Entries taken from a collection:

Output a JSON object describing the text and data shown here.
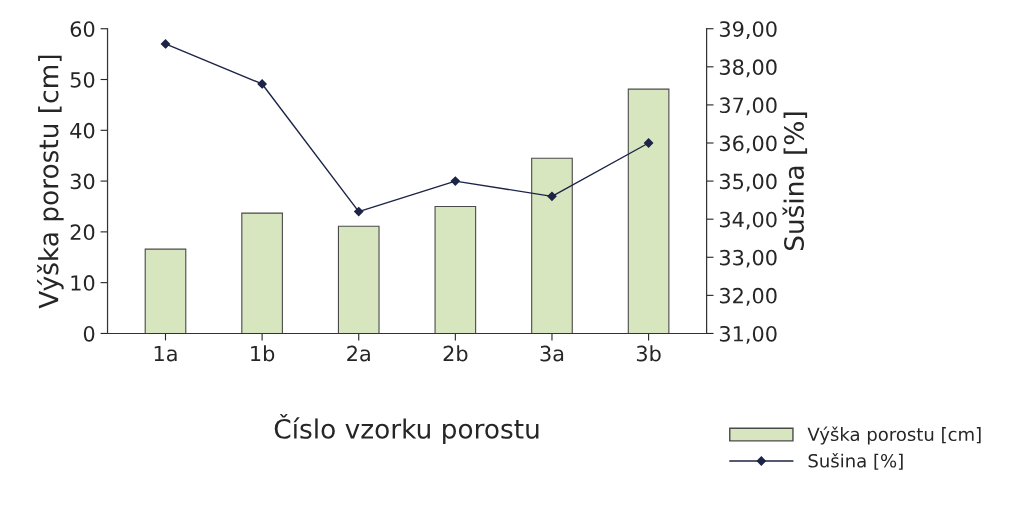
{
  "chart_data": {
    "type": "bar",
    "xlabel": "Číslo vzorku porostu",
    "ylabel": "Výška porostu [cm]",
    "y2label": "Sušina [%]",
    "categories": [
      "1a",
      "1b",
      "2a",
      "2b",
      "3a",
      "3b"
    ],
    "series": [
      {
        "name": "Výška porostu [cm]",
        "color": "#d8e6c0",
        "values": [
          16.6,
          23.7,
          21.1,
          25.0,
          34.5,
          48.1
        ]
      },
      {
        "name": "Sušina [%]",
        "type": "line",
        "axis": "y2",
        "color": "#1c2447",
        "marker": "diamond",
        "values": [
          38.6,
          37.55,
          34.2,
          35.0,
          34.6,
          36.0
        ]
      }
    ],
    "ylim": [
      0,
      60
    ],
    "yticks": [
      0,
      10,
      20,
      30,
      40,
      50,
      60
    ],
    "y2lim": [
      31,
      39
    ],
    "y2ticks": [
      {
        "value": 31,
        "label": "31,00"
      },
      {
        "value": 32,
        "label": "32,00"
      },
      {
        "value": 33,
        "label": "33,00"
      },
      {
        "value": 34,
        "label": "34,00"
      },
      {
        "value": 35,
        "label": "35,00"
      },
      {
        "value": 36,
        "label": "36,00"
      },
      {
        "value": 37,
        "label": "37,00"
      },
      {
        "value": 38,
        "label": "38,00"
      },
      {
        "value": 39,
        "label": "39,00"
      }
    ],
    "grid": false,
    "legend": "bottom right"
  }
}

> [Requirements]: Show every line of the records above that contains the word "porostu".

> [Problem solution]:
    "xlabel": "Číslo vzorku porostu",
    "ylabel": "Výška porostu [cm]",
        "name": "Výška porostu [cm]",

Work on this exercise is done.